◆ Material shown ◆
====
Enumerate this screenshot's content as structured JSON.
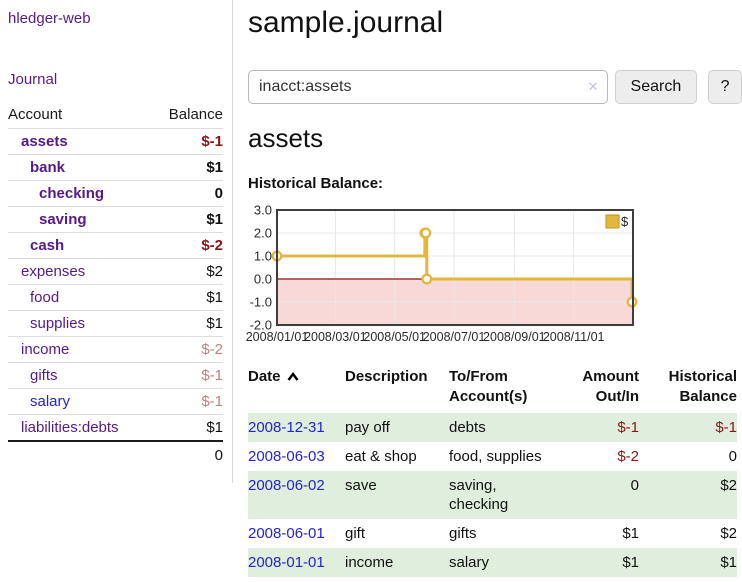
{
  "app": {
    "title": "hledger-web",
    "nav": {
      "journal": "Journal"
    }
  },
  "sidebar": {
    "accounts": {
      "headers": [
        "Account",
        "Balance"
      ],
      "rows": [
        {
          "name": "assets",
          "indent": 1,
          "bold": true,
          "balance": "$-1",
          "balance_style": "neg"
        },
        {
          "name": "bank",
          "indent": 2,
          "bold": true,
          "balance": "$1",
          "balance_style": "pos"
        },
        {
          "name": "checking",
          "indent": 3,
          "bold": true,
          "balance": "0",
          "balance_style": "pos"
        },
        {
          "name": "saving",
          "indent": 3,
          "bold": true,
          "balance": "$1",
          "balance_style": "pos"
        },
        {
          "name": "cash",
          "indent": 2,
          "bold": true,
          "balance": "$-2",
          "balance_style": "neg"
        },
        {
          "name": "expenses",
          "indent": 1,
          "bold": false,
          "balance": "$2",
          "balance_style": "pos"
        },
        {
          "name": "food",
          "indent": 2,
          "bold": false,
          "balance": "$1",
          "balance_style": "pos"
        },
        {
          "name": "supplies",
          "indent": 2,
          "bold": false,
          "balance": "$1",
          "balance_style": "pos"
        },
        {
          "name": "income",
          "indent": 1,
          "bold": false,
          "balance": "$-2",
          "balance_style": "negfaint"
        },
        {
          "name": "gifts",
          "indent": 2,
          "bold": false,
          "balance": "$-1",
          "balance_style": "negfaint"
        },
        {
          "name": "salary",
          "indent": 2,
          "bold": false,
          "link_style": "unvisited",
          "balance": "$-1",
          "balance_style": "negfaint"
        },
        {
          "name": "liabilities:debts",
          "indent": 1,
          "bold": false,
          "balance": "$1",
          "balance_style": "pos"
        }
      ],
      "total": "0"
    }
  },
  "main": {
    "title": "sample.journal",
    "search": {
      "value": "inacct:assets",
      "clear_icon": "✕",
      "search_button": "Search",
      "help_button": "?"
    },
    "account_heading": "assets",
    "chart_label": "Historical Balance:"
  },
  "chart_data": {
    "type": "line",
    "line_style": "steps",
    "title": "Historical Balance",
    "x_type": "date",
    "series": [
      {
        "name": "$",
        "points": [
          {
            "date": "2008-01-01",
            "day": 0,
            "value": 1
          },
          {
            "date": "2008-06-01",
            "day": 152,
            "value": 2
          },
          {
            "date": "2008-06-02",
            "day": 153,
            "value": 2
          },
          {
            "date": "2008-06-03",
            "day": 154,
            "value": 0
          },
          {
            "date": "2008-12-31",
            "day": 365,
            "value": -1
          }
        ]
      }
    ],
    "x_ticks": [
      {
        "label": "2008/01/01",
        "day": 0
      },
      {
        "label": "2008/03/01",
        "day": 60
      },
      {
        "label": "2008/05/01",
        "day": 121
      },
      {
        "label": "2008/07/01",
        "day": 182
      },
      {
        "label": "2008/09/01",
        "day": 244
      },
      {
        "label": "2008/11/01",
        "day": 305
      }
    ],
    "y_ticks": [
      3,
      2,
      1,
      0,
      -1,
      -2
    ],
    "ylim": [
      -2,
      3
    ],
    "x_range_days": 366,
    "grid": true,
    "legend": {
      "label": "$",
      "position": "top-right"
    },
    "colors": {
      "line": "#e3b63e",
      "marker_fill": "#ffffff",
      "negative_region": "#f9d8d8",
      "zero_line": "#8c1010",
      "border": "#3d3d3d",
      "grid": "#e7e7e7",
      "legend_border": "#b8932a"
    }
  },
  "register": {
    "headers": {
      "date": "Date",
      "description": "Description",
      "tofrom": "To/From Account(s)",
      "amount": "Amount Out/In",
      "balance": "Historical Balance"
    },
    "sort": {
      "column": "date",
      "direction": "asc",
      "icon": "chevron-up"
    },
    "rows": [
      {
        "date": "2008-12-31",
        "description": "pay off",
        "accounts": "debts",
        "amount": "$-1",
        "amount_neg": true,
        "balance": "$-1",
        "balance_neg": true,
        "shade": true
      },
      {
        "date": "2008-06-03",
        "description": "eat & shop",
        "accounts": "food, supplies",
        "amount": "$-2",
        "amount_neg": true,
        "balance": "0",
        "balance_neg": false,
        "shade": false
      },
      {
        "date": "2008-06-02",
        "description": "save",
        "accounts": "saving, checking",
        "amount": "0",
        "amount_neg": false,
        "balance": "$2",
        "balance_neg": false,
        "shade": true
      },
      {
        "date": "2008-06-01",
        "description": "gift",
        "accounts": "gifts",
        "amount": "$1",
        "amount_neg": false,
        "balance": "$2",
        "balance_neg": false,
        "shade": false
      },
      {
        "date": "2008-01-01",
        "description": "income",
        "accounts": "salary",
        "amount": "$1",
        "amount_neg": false,
        "balance": "$1",
        "balance_neg": false,
        "shade": true
      }
    ]
  },
  "colors": {
    "link_purple": "#551a8b",
    "link_blue": "#2323d8",
    "negative": "#8b1414",
    "negative_faint": "#bd8282",
    "row_shade_green": "#dfeedd"
  }
}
====
From the entries above, output every line exactly and omit any image.

Enumerate this screenshot's content as structured JSON.
{
  "app": {
    "title": "hledger-web",
    "nav": {
      "journal": "Journal"
    }
  },
  "sidebar": {
    "accounts": {
      "headers": [
        "Account",
        "Balance"
      ],
      "rows": [
        {
          "name": "assets",
          "indent": 1,
          "bold": true,
          "balance": "$-1",
          "balance_style": "neg"
        },
        {
          "name": "bank",
          "indent": 2,
          "bold": true,
          "balance": "$1",
          "balance_style": "pos"
        },
        {
          "name": "checking",
          "indent": 3,
          "bold": true,
          "balance": "0",
          "balance_style": "pos"
        },
        {
          "name": "saving",
          "indent": 3,
          "bold": true,
          "balance": "$1",
          "balance_style": "pos"
        },
        {
          "name": "cash",
          "indent": 2,
          "bold": true,
          "balance": "$-2",
          "balance_style": "neg"
        },
        {
          "name": "expenses",
          "indent": 1,
          "bold": false,
          "balance": "$2",
          "balance_style": "pos"
        },
        {
          "name": "food",
          "indent": 2,
          "bold": false,
          "balance": "$1",
          "balance_style": "pos"
        },
        {
          "name": "supplies",
          "indent": 2,
          "bold": false,
          "balance": "$1",
          "balance_style": "pos"
        },
        {
          "name": "income",
          "indent": 1,
          "bold": false,
          "balance": "$-2",
          "balance_style": "negfaint"
        },
        {
          "name": "gifts",
          "indent": 2,
          "bold": false,
          "balance": "$-1",
          "balance_style": "negfaint"
        },
        {
          "name": "salary",
          "indent": 2,
          "bold": false,
          "link_style": "unvisited",
          "balance": "$-1",
          "balance_style": "negfaint"
        },
        {
          "name": "liabilities:debts",
          "indent": 1,
          "bold": false,
          "balance": "$1",
          "balance_style": "pos"
        }
      ],
      "total": "0"
    }
  },
  "main": {
    "title": "sample.journal",
    "search": {
      "value": "inacct:assets",
      "clear_icon": "✕",
      "search_button": "Search",
      "help_button": "?"
    },
    "account_heading": "assets",
    "chart_label": "Historical Balance:"
  },
  "chart_data": {
    "type": "line",
    "line_style": "steps",
    "title": "Historical Balance",
    "x_type": "date",
    "series": [
      {
        "name": "$",
        "points": [
          {
            "date": "2008-01-01",
            "day": 0,
            "value": 1
          },
          {
            "date": "2008-06-01",
            "day": 152,
            "value": 2
          },
          {
            "date": "2008-06-02",
            "day": 153,
            "value": 2
          },
          {
            "date": "2008-06-03",
            "day": 154,
            "value": 0
          },
          {
            "date": "2008-12-31",
            "day": 365,
            "value": -1
          }
        ]
      }
    ],
    "x_ticks": [
      {
        "label": "2008/01/01",
        "day": 0
      },
      {
        "label": "2008/03/01",
        "day": 60
      },
      {
        "label": "2008/05/01",
        "day": 121
      },
      {
        "label": "2008/07/01",
        "day": 182
      },
      {
        "label": "2008/09/01",
        "day": 244
      },
      {
        "label": "2008/11/01",
        "day": 305
      }
    ],
    "y_ticks": [
      3,
      2,
      1,
      0,
      -1,
      -2
    ],
    "ylim": [
      -2,
      3
    ],
    "x_range_days": 366,
    "grid": true,
    "legend": {
      "label": "$",
      "position": "top-right"
    },
    "colors": {
      "line": "#e3b63e",
      "marker_fill": "#ffffff",
      "negative_region": "#f9d8d8",
      "zero_line": "#8c1010",
      "border": "#3d3d3d",
      "grid": "#e7e7e7",
      "legend_border": "#b8932a"
    }
  },
  "register": {
    "headers": {
      "date": "Date",
      "description": "Description",
      "tofrom": "To/From Account(s)",
      "amount": "Amount Out/In",
      "balance": "Historical Balance"
    },
    "sort": {
      "column": "date",
      "direction": "asc",
      "icon": "chevron-up"
    },
    "rows": [
      {
        "date": "2008-12-31",
        "description": "pay off",
        "accounts": "debts",
        "amount": "$-1",
        "amount_neg": true,
        "balance": "$-1",
        "balance_neg": true,
        "shade": true
      },
      {
        "date": "2008-06-03",
        "description": "eat & shop",
        "accounts": "food, supplies",
        "amount": "$-2",
        "amount_neg": true,
        "balance": "0",
        "balance_neg": false,
        "shade": false
      },
      {
        "date": "2008-06-02",
        "description": "save",
        "accounts": "saving, checking",
        "amount": "0",
        "amount_neg": false,
        "balance": "$2",
        "balance_neg": false,
        "shade": true
      },
      {
        "date": "2008-06-01",
        "description": "gift",
        "accounts": "gifts",
        "amount": "$1",
        "amount_neg": false,
        "balance": "$2",
        "balance_neg": false,
        "shade": false
      },
      {
        "date": "2008-01-01",
        "description": "income",
        "accounts": "salary",
        "amount": "$1",
        "amount_neg": false,
        "balance": "$1",
        "balance_neg": false,
        "shade": true
      }
    ]
  },
  "colors": {
    "link_purple": "#551a8b",
    "link_blue": "#2323d8",
    "negative": "#8b1414",
    "negative_faint": "#bd8282",
    "row_shade_green": "#dfeedd"
  }
}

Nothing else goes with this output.